- [Written problem]: Extract and list every line that contains the word "text".

- [Extracted material]:
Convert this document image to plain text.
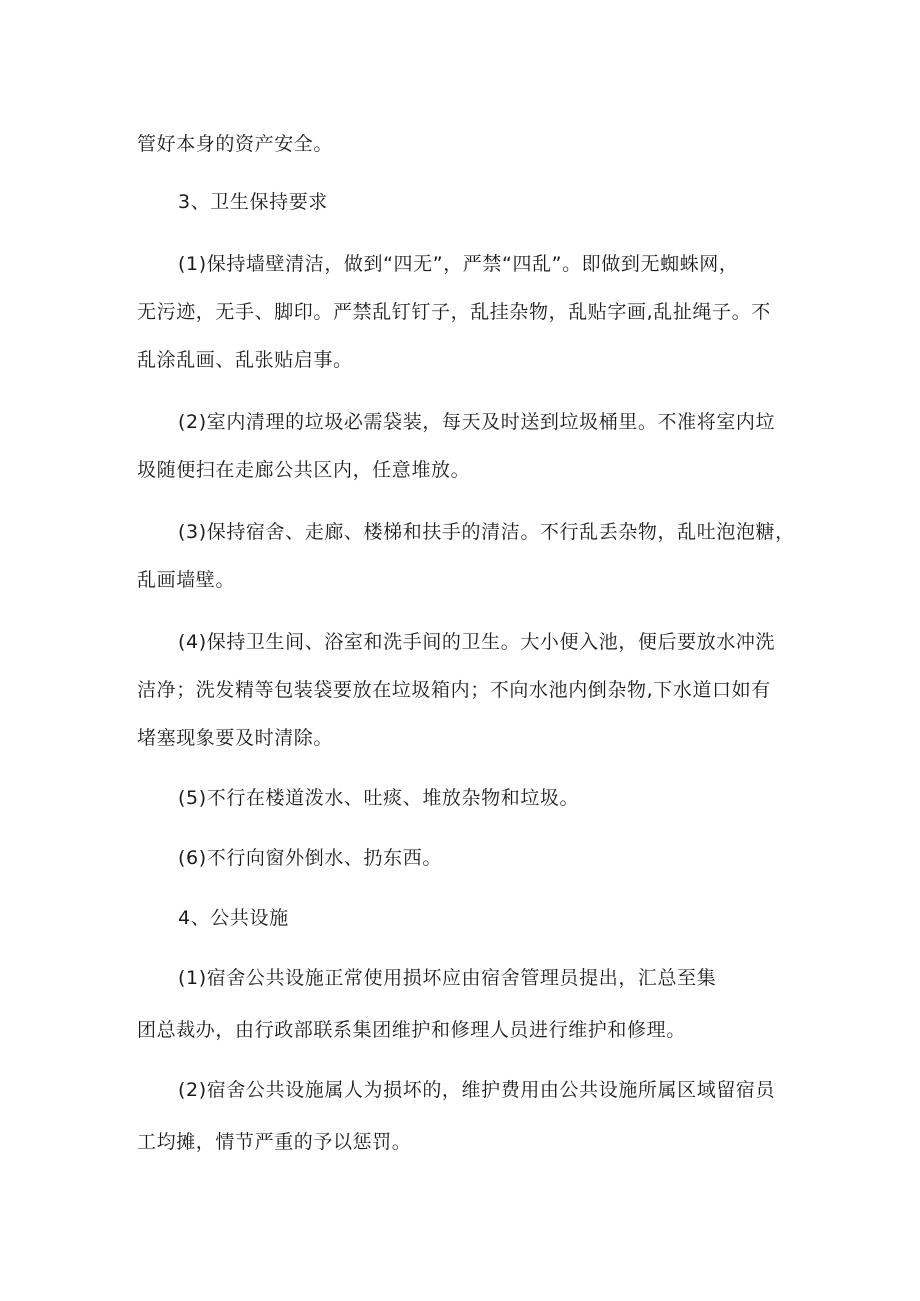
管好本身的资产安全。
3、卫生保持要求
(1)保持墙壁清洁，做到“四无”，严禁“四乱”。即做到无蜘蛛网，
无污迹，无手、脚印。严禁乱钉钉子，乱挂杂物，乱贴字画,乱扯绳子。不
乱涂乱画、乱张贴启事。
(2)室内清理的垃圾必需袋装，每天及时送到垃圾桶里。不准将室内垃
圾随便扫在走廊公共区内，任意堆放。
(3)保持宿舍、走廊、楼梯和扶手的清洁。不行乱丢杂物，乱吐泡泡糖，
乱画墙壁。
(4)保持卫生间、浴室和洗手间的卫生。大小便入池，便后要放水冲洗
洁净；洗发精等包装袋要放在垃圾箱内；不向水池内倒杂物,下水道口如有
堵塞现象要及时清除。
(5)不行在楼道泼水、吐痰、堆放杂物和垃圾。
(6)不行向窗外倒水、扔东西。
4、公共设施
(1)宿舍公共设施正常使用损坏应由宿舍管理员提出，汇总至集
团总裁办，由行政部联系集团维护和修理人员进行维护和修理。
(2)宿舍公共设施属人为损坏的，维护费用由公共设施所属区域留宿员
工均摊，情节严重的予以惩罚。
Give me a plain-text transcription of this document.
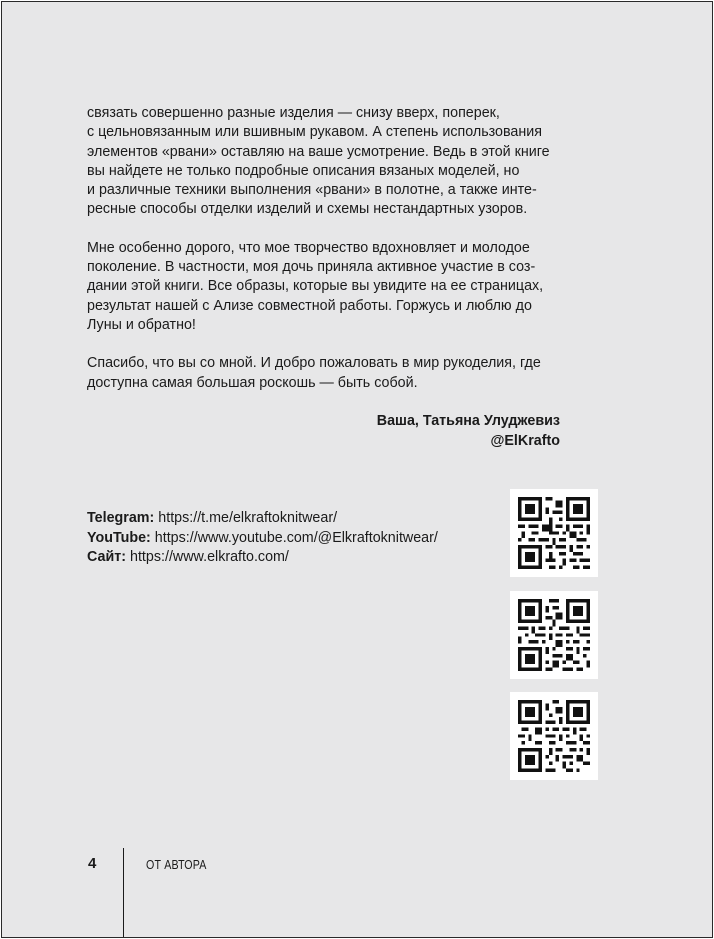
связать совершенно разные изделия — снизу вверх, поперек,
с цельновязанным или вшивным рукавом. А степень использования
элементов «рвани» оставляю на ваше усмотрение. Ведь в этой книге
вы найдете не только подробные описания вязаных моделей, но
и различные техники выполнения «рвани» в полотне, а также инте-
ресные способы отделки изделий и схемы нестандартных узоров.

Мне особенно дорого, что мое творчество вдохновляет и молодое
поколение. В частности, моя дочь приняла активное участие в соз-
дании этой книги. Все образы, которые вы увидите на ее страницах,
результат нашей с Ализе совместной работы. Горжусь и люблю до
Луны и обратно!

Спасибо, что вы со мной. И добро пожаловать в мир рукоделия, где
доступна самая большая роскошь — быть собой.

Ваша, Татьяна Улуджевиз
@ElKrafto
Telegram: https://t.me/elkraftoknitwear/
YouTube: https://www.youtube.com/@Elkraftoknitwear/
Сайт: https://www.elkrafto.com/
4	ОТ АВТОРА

- [Worked solution]:
Convert this document image to plain text.
Give me a plain-text transcription of this document.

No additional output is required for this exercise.